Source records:
_ _ _

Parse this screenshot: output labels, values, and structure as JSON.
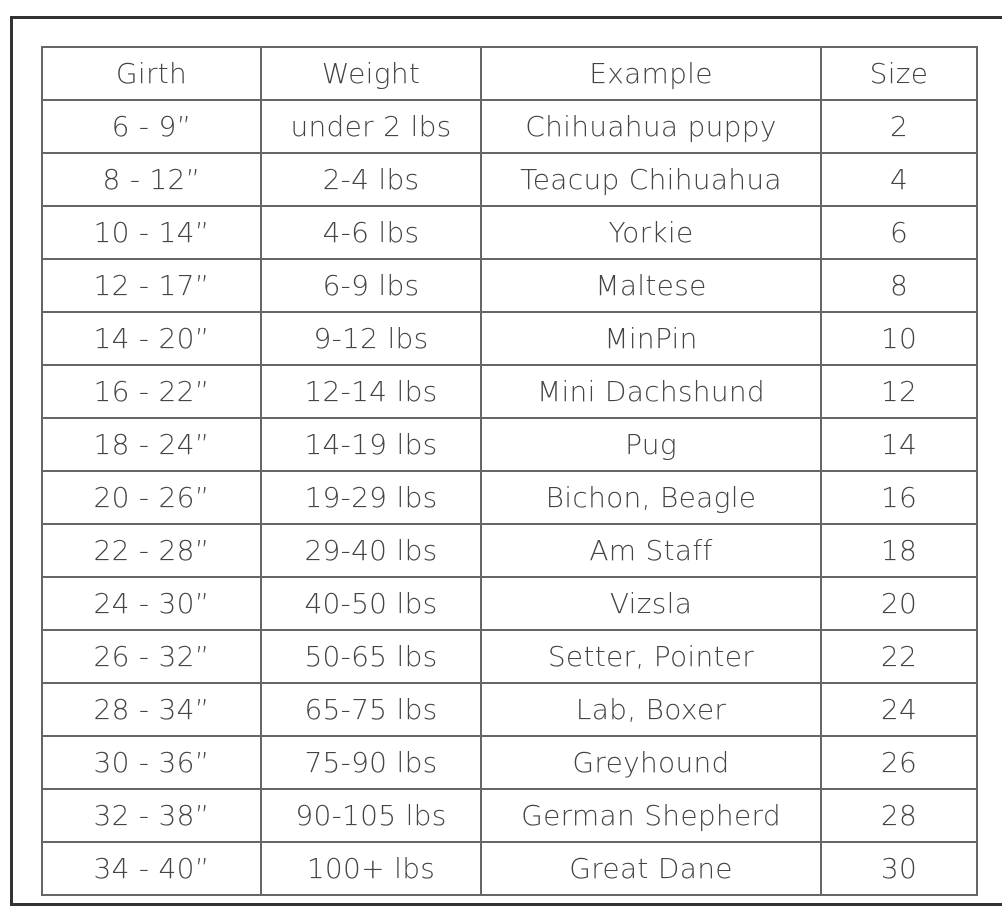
{
  "table": {
    "headers": [
      "Girth",
      "Weight",
      "Example",
      "Size"
    ],
    "rows": [
      [
        "6 - 9”",
        "under 2 lbs",
        "Chihuahua puppy",
        "2"
      ],
      [
        "8 - 12”",
        "2-4 lbs",
        "Teacup Chihuahua",
        "4"
      ],
      [
        "10 - 14”",
        "4-6 lbs",
        "Yorkie",
        "6"
      ],
      [
        "12 - 17”",
        "6-9 lbs",
        "Maltese",
        "8"
      ],
      [
        "14 - 20”",
        "9-12 lbs",
        "MinPin",
        "10"
      ],
      [
        "16 - 22”",
        "12-14 lbs",
        "Mini Dachshund",
        "12"
      ],
      [
        "18 - 24”",
        "14-19 lbs",
        "Pug",
        "14"
      ],
      [
        "20 - 26”",
        "19-29 lbs",
        "Bichon, Beagle",
        "16"
      ],
      [
        "22 - 28”",
        "29-40 lbs",
        "Am Staff",
        "18"
      ],
      [
        "24 - 30”",
        "40-50 lbs",
        "Vizsla",
        "20"
      ],
      [
        "26 - 32”",
        "50-65 lbs",
        "Setter, Pointer",
        "22"
      ],
      [
        "28 - 34”",
        "65-75 lbs",
        "Lab, Boxer",
        "24"
      ],
      [
        "30 - 36”",
        "75-90 lbs",
        "Greyhound",
        "26"
      ],
      [
        "32 - 38”",
        "90-105 lbs",
        "German Shepherd",
        "28"
      ],
      [
        "34 - 40”",
        "100+ lbs",
        "Great Dane",
        "30"
      ]
    ]
  }
}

_ _ _

» Task directions: From the entries above, output every line exactly and omit any image.

» Reply to the exercise:
Parse this screenshot: output labels, values, and structure as JSON.
{
  "table": {
    "headers": [
      "Girth",
      "Weight",
      "Example",
      "Size"
    ],
    "rows": [
      [
        "6 - 9”",
        "under 2 lbs",
        "Chihuahua puppy",
        "2"
      ],
      [
        "8 - 12”",
        "2-4 lbs",
        "Teacup Chihuahua",
        "4"
      ],
      [
        "10 - 14”",
        "4-6 lbs",
        "Yorkie",
        "6"
      ],
      [
        "12 - 17”",
        "6-9 lbs",
        "Maltese",
        "8"
      ],
      [
        "14 - 20”",
        "9-12 lbs",
        "MinPin",
        "10"
      ],
      [
        "16 - 22”",
        "12-14 lbs",
        "Mini Dachshund",
        "12"
      ],
      [
        "18 - 24”",
        "14-19 lbs",
        "Pug",
        "14"
      ],
      [
        "20 - 26”",
        "19-29 lbs",
        "Bichon, Beagle",
        "16"
      ],
      [
        "22 - 28”",
        "29-40 lbs",
        "Am Staff",
        "18"
      ],
      [
        "24 - 30”",
        "40-50 lbs",
        "Vizsla",
        "20"
      ],
      [
        "26 - 32”",
        "50-65 lbs",
        "Setter, Pointer",
        "22"
      ],
      [
        "28 - 34”",
        "65-75 lbs",
        "Lab, Boxer",
        "24"
      ],
      [
        "30 - 36”",
        "75-90 lbs",
        "Greyhound",
        "26"
      ],
      [
        "32 - 38”",
        "90-105 lbs",
        "German Shepherd",
        "28"
      ],
      [
        "34 - 40”",
        "100+ lbs",
        "Great Dane",
        "30"
      ]
    ]
  }
}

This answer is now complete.